> **YOUR INSTRUCTIONS**: Find "Convert this screenshot" in the data, then restate the line it sits in and every later line word for word, ending with the last line.

Figure record extracts:
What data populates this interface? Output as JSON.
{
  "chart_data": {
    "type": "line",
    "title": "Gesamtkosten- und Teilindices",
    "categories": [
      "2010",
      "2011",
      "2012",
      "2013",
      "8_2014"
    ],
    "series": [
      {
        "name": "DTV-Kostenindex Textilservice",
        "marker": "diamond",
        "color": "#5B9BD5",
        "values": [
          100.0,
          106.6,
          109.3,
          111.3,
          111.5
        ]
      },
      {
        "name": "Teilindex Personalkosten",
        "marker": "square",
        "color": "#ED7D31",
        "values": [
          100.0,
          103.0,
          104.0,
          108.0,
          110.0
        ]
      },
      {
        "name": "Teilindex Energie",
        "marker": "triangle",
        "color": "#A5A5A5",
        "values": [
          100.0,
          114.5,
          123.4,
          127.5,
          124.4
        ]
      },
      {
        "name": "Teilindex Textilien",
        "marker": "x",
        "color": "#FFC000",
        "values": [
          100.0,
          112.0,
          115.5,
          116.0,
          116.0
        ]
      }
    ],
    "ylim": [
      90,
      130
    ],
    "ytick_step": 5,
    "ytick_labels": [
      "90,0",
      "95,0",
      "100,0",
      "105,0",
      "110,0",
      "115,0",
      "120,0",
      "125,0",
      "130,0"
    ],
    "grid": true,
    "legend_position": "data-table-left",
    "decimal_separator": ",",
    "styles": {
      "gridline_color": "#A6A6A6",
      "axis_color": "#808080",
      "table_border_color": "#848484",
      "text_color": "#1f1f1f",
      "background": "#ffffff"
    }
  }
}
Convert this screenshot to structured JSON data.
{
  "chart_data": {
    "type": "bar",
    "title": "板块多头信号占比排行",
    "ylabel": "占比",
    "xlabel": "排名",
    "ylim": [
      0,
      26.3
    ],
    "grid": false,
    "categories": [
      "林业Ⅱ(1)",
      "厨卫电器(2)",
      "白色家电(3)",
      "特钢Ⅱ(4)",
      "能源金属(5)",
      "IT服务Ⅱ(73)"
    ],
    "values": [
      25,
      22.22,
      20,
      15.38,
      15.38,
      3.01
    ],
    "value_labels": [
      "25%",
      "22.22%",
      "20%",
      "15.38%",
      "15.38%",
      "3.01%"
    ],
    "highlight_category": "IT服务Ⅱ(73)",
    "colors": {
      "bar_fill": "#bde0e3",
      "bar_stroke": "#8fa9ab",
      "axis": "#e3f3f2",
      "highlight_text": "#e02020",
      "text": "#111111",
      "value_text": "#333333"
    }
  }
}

> **WRITTEN ANSWER**:
Convert this screenshot to structured JSON data.
{
  "chart_data": {
    "type": "bar",
    "title": "板块多头信号占比排行",
    "ylabel": "占比",
    "xlabel": "排名",
    "ylim": [
      0,
      26.3
    ],
    "grid": false,
    "categories": [
      "林业Ⅱ(1)",
      "厨卫电器(2)",
      "白色家电(3)",
      "特钢Ⅱ(4)",
      "能源金属(5)",
      "IT服务Ⅱ(73)"
    ],
    "values": [
      25,
      22.22,
      20,
      15.38,
      15.38,
      3.01
    ],
    "value_labels": [
      "25%",
      "22.22%",
      "20%",
      "15.38%",
      "15.38%",
      "3.01%"
    ],
    "highlight_category": "IT服务Ⅱ(73)",
    "colors": {
      "bar_fill": "#bde0e3",
      "bar_stroke": "#8fa9ab",
      "axis": "#e3f3f2",
      "highlight_text": "#e02020",
      "text": "#111111",
      "value_text": "#333333"
    }
  }
}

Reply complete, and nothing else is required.